- **Work to do**:
Copy all the material that follows, keeping every character the same.

- **Records supplied**:
+ + +
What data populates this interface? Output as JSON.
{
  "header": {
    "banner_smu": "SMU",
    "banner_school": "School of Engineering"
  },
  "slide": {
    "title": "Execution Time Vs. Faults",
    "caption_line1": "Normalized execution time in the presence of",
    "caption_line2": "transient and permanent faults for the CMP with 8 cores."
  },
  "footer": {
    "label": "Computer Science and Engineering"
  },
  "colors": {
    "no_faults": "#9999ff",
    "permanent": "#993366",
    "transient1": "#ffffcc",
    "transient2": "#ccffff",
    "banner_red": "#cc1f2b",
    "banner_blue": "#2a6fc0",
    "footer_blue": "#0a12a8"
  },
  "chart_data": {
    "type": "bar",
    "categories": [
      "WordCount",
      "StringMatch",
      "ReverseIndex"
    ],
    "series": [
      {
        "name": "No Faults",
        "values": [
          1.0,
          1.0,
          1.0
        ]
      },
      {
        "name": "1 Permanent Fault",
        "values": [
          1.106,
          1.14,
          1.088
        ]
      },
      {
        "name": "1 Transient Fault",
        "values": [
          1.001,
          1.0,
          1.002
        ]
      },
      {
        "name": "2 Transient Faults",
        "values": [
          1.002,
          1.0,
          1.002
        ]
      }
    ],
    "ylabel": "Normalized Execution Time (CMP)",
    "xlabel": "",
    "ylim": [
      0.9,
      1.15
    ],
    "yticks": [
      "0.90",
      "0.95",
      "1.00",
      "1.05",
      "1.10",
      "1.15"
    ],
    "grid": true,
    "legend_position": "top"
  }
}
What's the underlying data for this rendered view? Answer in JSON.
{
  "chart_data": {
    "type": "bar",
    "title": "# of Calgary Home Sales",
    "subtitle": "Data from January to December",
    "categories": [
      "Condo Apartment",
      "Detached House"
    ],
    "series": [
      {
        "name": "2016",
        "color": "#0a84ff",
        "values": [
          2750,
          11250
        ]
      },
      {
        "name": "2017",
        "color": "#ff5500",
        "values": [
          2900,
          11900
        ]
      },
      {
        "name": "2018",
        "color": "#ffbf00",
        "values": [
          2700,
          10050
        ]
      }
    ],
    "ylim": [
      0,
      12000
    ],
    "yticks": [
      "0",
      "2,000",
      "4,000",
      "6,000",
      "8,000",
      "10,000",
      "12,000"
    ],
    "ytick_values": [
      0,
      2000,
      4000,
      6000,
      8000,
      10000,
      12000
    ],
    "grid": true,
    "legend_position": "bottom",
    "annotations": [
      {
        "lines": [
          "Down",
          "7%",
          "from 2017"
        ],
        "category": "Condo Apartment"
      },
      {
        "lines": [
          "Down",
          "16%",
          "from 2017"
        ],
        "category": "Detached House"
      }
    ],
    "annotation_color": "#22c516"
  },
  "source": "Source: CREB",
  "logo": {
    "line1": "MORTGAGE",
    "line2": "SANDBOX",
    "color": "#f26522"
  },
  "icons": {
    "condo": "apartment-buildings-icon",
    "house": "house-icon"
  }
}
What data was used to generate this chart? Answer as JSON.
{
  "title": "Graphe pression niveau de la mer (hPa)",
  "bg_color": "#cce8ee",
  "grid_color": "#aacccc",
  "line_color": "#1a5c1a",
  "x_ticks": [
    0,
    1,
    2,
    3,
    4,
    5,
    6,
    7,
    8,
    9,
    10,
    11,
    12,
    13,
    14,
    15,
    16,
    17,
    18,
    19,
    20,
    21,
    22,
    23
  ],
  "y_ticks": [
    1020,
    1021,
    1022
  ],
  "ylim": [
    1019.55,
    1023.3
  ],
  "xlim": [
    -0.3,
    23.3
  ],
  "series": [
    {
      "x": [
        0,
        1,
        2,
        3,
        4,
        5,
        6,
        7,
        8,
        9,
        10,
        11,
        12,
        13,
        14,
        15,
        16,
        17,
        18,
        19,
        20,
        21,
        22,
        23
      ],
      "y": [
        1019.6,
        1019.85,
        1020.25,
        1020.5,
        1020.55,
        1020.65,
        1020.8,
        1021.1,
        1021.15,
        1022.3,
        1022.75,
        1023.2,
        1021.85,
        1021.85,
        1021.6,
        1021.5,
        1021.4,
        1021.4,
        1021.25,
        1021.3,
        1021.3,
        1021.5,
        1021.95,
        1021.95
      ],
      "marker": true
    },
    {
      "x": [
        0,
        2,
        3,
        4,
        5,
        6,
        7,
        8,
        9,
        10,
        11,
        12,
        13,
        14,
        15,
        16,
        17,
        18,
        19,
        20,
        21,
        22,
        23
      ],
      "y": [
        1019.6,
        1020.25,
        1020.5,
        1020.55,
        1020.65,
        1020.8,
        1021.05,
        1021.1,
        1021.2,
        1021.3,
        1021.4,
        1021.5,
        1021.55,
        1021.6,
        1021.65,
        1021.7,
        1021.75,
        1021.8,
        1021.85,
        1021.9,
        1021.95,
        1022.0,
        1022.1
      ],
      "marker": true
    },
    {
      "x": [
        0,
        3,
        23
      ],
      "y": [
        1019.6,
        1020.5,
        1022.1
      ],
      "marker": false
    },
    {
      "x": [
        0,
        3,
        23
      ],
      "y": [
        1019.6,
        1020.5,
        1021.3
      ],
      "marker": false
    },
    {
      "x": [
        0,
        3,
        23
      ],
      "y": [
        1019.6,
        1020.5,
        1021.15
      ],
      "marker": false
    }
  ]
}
+ + +
- **Result for this exercise**:
What data populates this interface? Output as JSON.
{
  "header": {
    "banner_smu": "SMU",
    "banner_school": "School of Engineering"
  },
  "slide": {
    "title": "Execution Time Vs. Faults",
    "caption_line1": "Normalized execution time in the presence of",
    "caption_line2": "transient and permanent faults for the CMP with 8 cores."
  },
  "footer": {
    "label": "Computer Science and Engineering"
  },
  "colors": {
    "no_faults": "#9999ff",
    "permanent": "#993366",
    "transient1": "#ffffcc",
    "transient2": "#ccffff",
    "banner_red": "#cc1f2b",
    "banner_blue": "#2a6fc0",
    "footer_blue": "#0a12a8"
  },
  "chart_data": {
    "type": "bar",
    "categories": [
      "WordCount",
      "StringMatch",
      "ReverseIndex"
    ],
    "series": [
      {
        "name": "No Faults",
        "values": [
          1.0,
          1.0,
          1.0
        ]
      },
      {
        "name": "1 Permanent Fault",
        "values": [
          1.106,
          1.14,
          1.088
        ]
      },
      {
        "name": "1 Transient Fault",
        "values": [
          1.001,
          1.0,
          1.002
        ]
      },
      {
        "name": "2 Transient Faults",
        "values": [
          1.002,
          1.0,
          1.002
        ]
      }
    ],
    "ylabel": "Normalized Execution Time (CMP)",
    "xlabel": "",
    "ylim": [
      0.9,
      1.15
    ],
    "yticks": [
      "0.90",
      "0.95",
      "1.00",
      "1.05",
      "1.10",
      "1.15"
    ],
    "grid": true,
    "legend_position": "top"
  }
}
What's the underlying data for this rendered view? Answer in JSON.
{
  "chart_data": {
    "type": "bar",
    "title": "# of Calgary Home Sales",
    "subtitle": "Data from January to December",
    "categories": [
      "Condo Apartment",
      "Detached House"
    ],
    "series": [
      {
        "name": "2016",
        "color": "#0a84ff",
        "values": [
          2750,
          11250
        ]
      },
      {
        "name": "2017",
        "color": "#ff5500",
        "values": [
          2900,
          11900
        ]
      },
      {
        "name": "2018",
        "color": "#ffbf00",
        "values": [
          2700,
          10050
        ]
      }
    ],
    "ylim": [
      0,
      12000
    ],
    "yticks": [
      "0",
      "2,000",
      "4,000",
      "6,000",
      "8,000",
      "10,000",
      "12,000"
    ],
    "ytick_values": [
      0,
      2000,
      4000,
      6000,
      8000,
      10000,
      12000
    ],
    "grid": true,
    "legend_position": "bottom",
    "annotations": [
      {
        "lines": [
          "Down",
          "7%",
          "from 2017"
        ],
        "category": "Condo Apartment"
      },
      {
        "lines": [
          "Down",
          "16%",
          "from 2017"
        ],
        "category": "Detached House"
      }
    ],
    "annotation_color": "#22c516"
  },
  "source": "Source: CREB",
  "logo": {
    "line1": "MORTGAGE",
    "line2": "SANDBOX",
    "color": "#f26522"
  },
  "icons": {
    "condo": "apartment-buildings-icon",
    "house": "house-icon"
  }
}
What data was used to generate this chart? Answer as JSON.
{
  "title": "Graphe pression niveau de la mer (hPa)",
  "bg_color": "#cce8ee",
  "grid_color": "#aacccc",
  "line_color": "#1a5c1a",
  "x_ticks": [
    0,
    1,
    2,
    3,
    4,
    5,
    6,
    7,
    8,
    9,
    10,
    11,
    12,
    13,
    14,
    15,
    16,
    17,
    18,
    19,
    20,
    21,
    22,
    23
  ],
  "y_ticks": [
    1020,
    1021,
    1022
  ],
  "ylim": [
    1019.55,
    1023.3
  ],
  "xlim": [
    -0.3,
    23.3
  ],
  "series": [
    {
      "x": [
        0,
        1,
        2,
        3,
        4,
        5,
        6,
        7,
        8,
        9,
        10,
        11,
        12,
        13,
        14,
        15,
        16,
        17,
        18,
        19,
        20,
        21,
        22,
        23
      ],
      "y": [
        1019.6,
        1019.85,
        1020.25,
        1020.5,
        1020.55,
        1020.65,
        1020.8,
        1021.1,
        1021.15,
        1022.3,
        1022.75,
        1023.2,
        1021.85,
        1021.85,
        1021.6,
        1021.5,
        1021.4,
        1021.4,
        1021.25,
        1021.3,
        1021.3,
        1021.5,
        1021.95,
        1021.95
      ],
      "marker": true
    },
    {
      "x": [
        0,
        2,
        3,
        4,
        5,
        6,
        7,
        8,
        9,
        10,
        11,
        12,
        13,
        14,
        15,
        16,
        17,
        18,
        19,
        20,
        21,
        22,
        23
      ],
      "y": [
        1019.6,
        1020.25,
        1020.5,
        1020.55,
        1020.65,
        1020.8,
        1021.05,
        1021.1,
        1021.2,
        1021.3,
        1021.4,
        1021.5,
        1021.55,
        1021.6,
        1021.65,
        1021.7,
        1021.75,
        1021.8,
        1021.85,
        1021.9,
        1021.95,
        1022.0,
        1022.1
      ],
      "marker": true
    },
    {
      "x": [
        0,
        3,
        23
      ],
      "y": [
        1019.6,
        1020.5,
        1022.1
      ],
      "marker": false
    },
    {
      "x": [
        0,
        3,
        23
      ],
      "y": [
        1019.6,
        1020.5,
        1021.3
      ],
      "marker": false
    },
    {
      "x": [
        0,
        3,
        23
      ],
      "y": [
        1019.6,
        1020.5,
        1021.15
      ],
      "marker": false
    }
  ]
}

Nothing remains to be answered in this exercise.